**TASK DETAILS:** Pull every line containing the word "Benutzername" from the records.
--- Start DATA FOR THIS EXERCISE ---
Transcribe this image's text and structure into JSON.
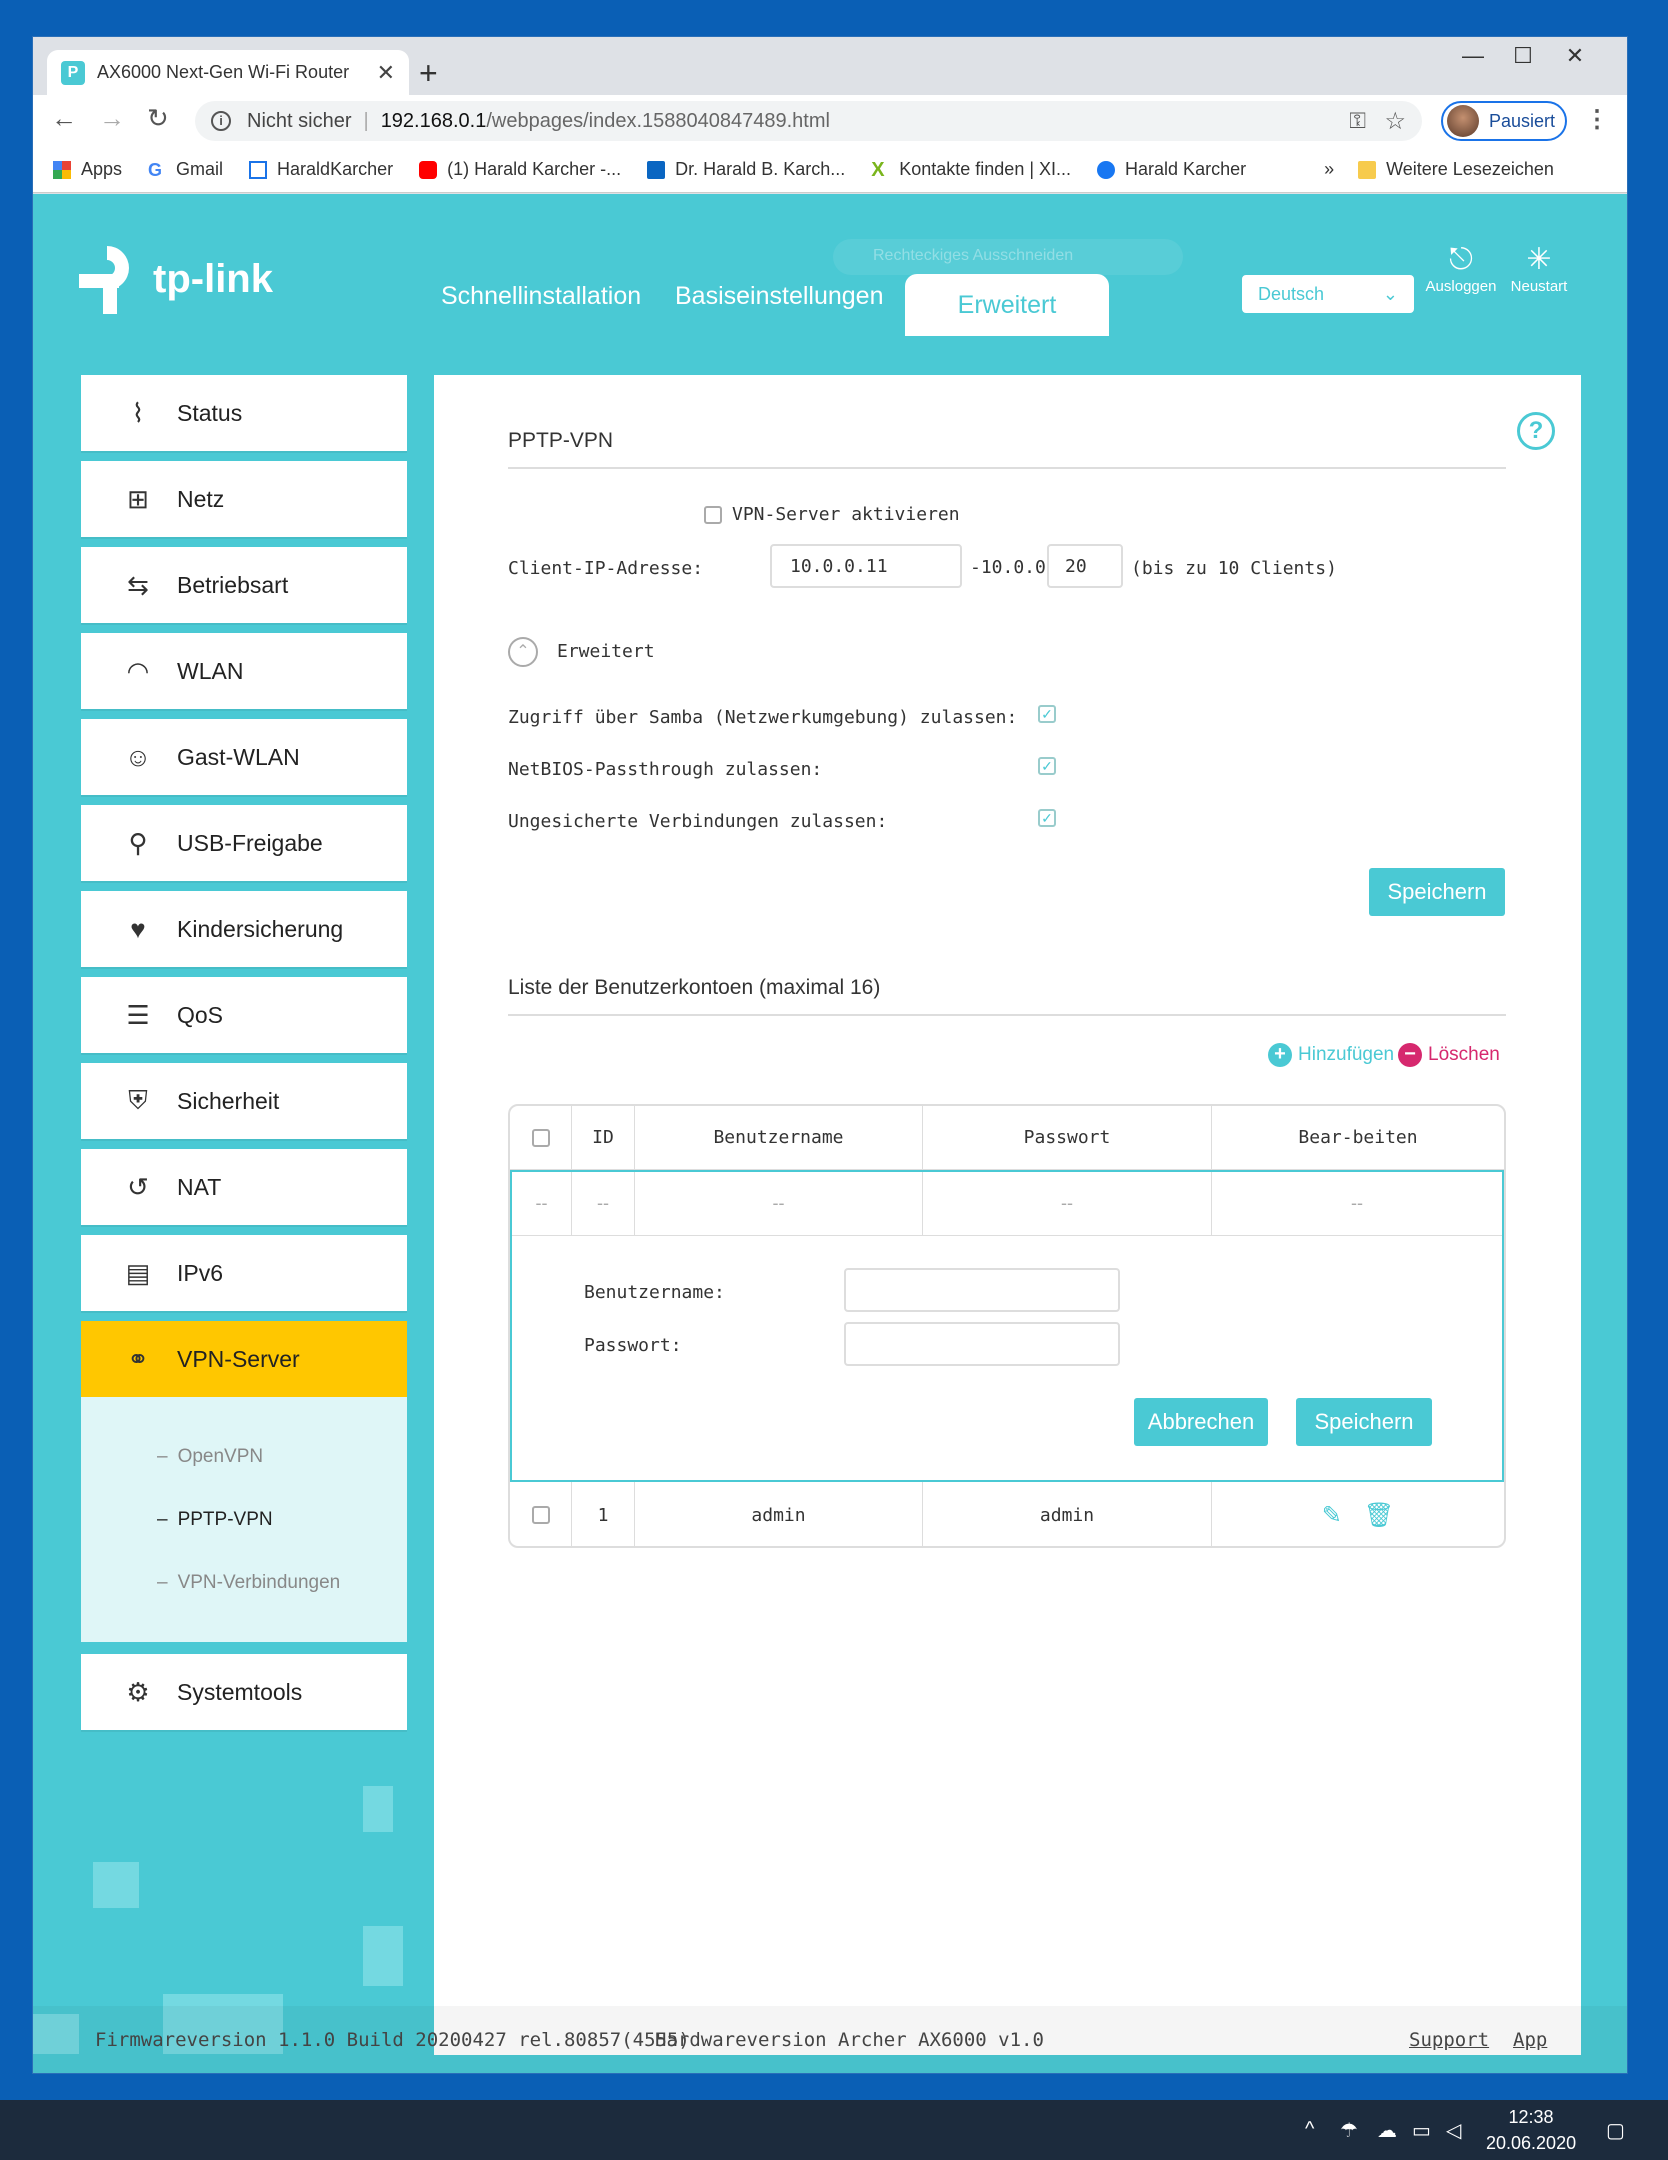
{
  "browser": {
    "tab_title": "AX6000 Next-Gen Wi-Fi Router",
    "tab_close": "✕",
    "new_tab": "+",
    "security_label": "Nicht sicher",
    "url_host": "192.168.0.1",
    "url_path": "/webpages/index.1588040847489.html",
    "profile_label": "Pausiert",
    "bookmarks": [
      {
        "label": "Apps"
      },
      {
        "label": "Gmail"
      },
      {
        "label": "HaraldKarcher"
      },
      {
        "label": "(1) Harald Karcher -..."
      },
      {
        "label": "Dr. Harald B. Karch..."
      },
      {
        "label": "Kontakte finden | XI..."
      },
      {
        "label": "Harald Karcher"
      }
    ],
    "bookmarks_more": "»",
    "other_bookmarks": "Weitere Lesezeichen"
  },
  "router": {
    "brand": "tp-link",
    "overlay_hint": "Rechteckiges Ausschneiden",
    "top_nav": {
      "quick_setup": "Schnellinstallation",
      "basic": "Basiseinstellungen",
      "advanced": "Erweitert"
    },
    "language": "Deutsch",
    "logout_label": "Ausloggen",
    "reboot_label": "Neustart",
    "sidebar": [
      {
        "label": "Status",
        "icon": "pulse-icon"
      },
      {
        "label": "Netz",
        "icon": "network-icon"
      },
      {
        "label": "Betriebsart",
        "icon": "mode-icon"
      },
      {
        "label": "WLAN",
        "icon": "wifi-icon"
      },
      {
        "label": "Gast-WLAN",
        "icon": "guests-icon"
      },
      {
        "label": "USB-Freigabe",
        "icon": "usb-icon"
      },
      {
        "label": "Kindersicherung",
        "icon": "parental-icon"
      },
      {
        "label": "QoS",
        "icon": "qos-icon"
      },
      {
        "label": "Sicherheit",
        "icon": "shield-icon"
      },
      {
        "label": "NAT",
        "icon": "nat-icon"
      },
      {
        "label": "IPv6",
        "icon": "ipv6-icon"
      },
      {
        "label": "VPN-Server",
        "icon": "link-icon"
      }
    ],
    "vpn_sub": [
      {
        "label": "OpenVPN"
      },
      {
        "label": "PPTP-VPN"
      },
      {
        "label": "VPN-Verbindungen"
      }
    ],
    "sub_dash": "–",
    "systemtools": "Systemtools",
    "pptp": {
      "title": "PPTP-VPN",
      "enable_label": "VPN-Server aktivieren",
      "enable_checked": false,
      "client_ip_label": "Client-IP-Adresse:",
      "ip_start": "10.0.0.11",
      "ip_mid": "-10.0.0.",
      "ip_end": "20",
      "ip_hint": "(bis zu 10 Clients)",
      "advanced_label": "Erweitert",
      "samba_label": "Zugriff über Samba (Netzwerkumgebung) zulassen:",
      "netbios_label": "NetBIOS-Passthrough zulassen:",
      "unsecured_label": "Ungesicherte Verbindungen zulassen:",
      "save_label": "Speichern"
    },
    "accounts": {
      "title": "Liste der Benutzerkontoen (maximal 16)",
      "add_label": "Hinzufügen",
      "delete_label": "Löschen",
      "columns": [
        "ID",
        "Benutzername",
        "Passwort",
        "Bear-beiten"
      ],
      "placeholder_row": [
        "--",
        "--",
        "--",
        "--",
        "--"
      ],
      "form_user_label": "Benutzername:",
      "form_pass_label": "Passwort:",
      "cancel_label": "Abbrechen",
      "save_label": "Speichern",
      "rows": [
        {
          "id": "1",
          "user": "admin",
          "pass": "admin"
        }
      ]
    },
    "footer": {
      "firmware": "Firmwareversion 1.1.0 Build 20200427 rel.80857(4555)",
      "hardware": "Hardwareversion Archer AX6000 v1.0",
      "support": "Support",
      "app": "App"
    }
  },
  "taskbar": {
    "time": "12:38",
    "date": "20.06.2020"
  },
  "colors": {
    "accent": "#4ac9d4",
    "active_menu": "#ffc700",
    "delete": "#d6286e"
  }
}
--- End DATA FOR THIS EXERCISE ---
**FULL RESPONSE:**
        "Benutzername",
      "form_user_label": "Benutzername:",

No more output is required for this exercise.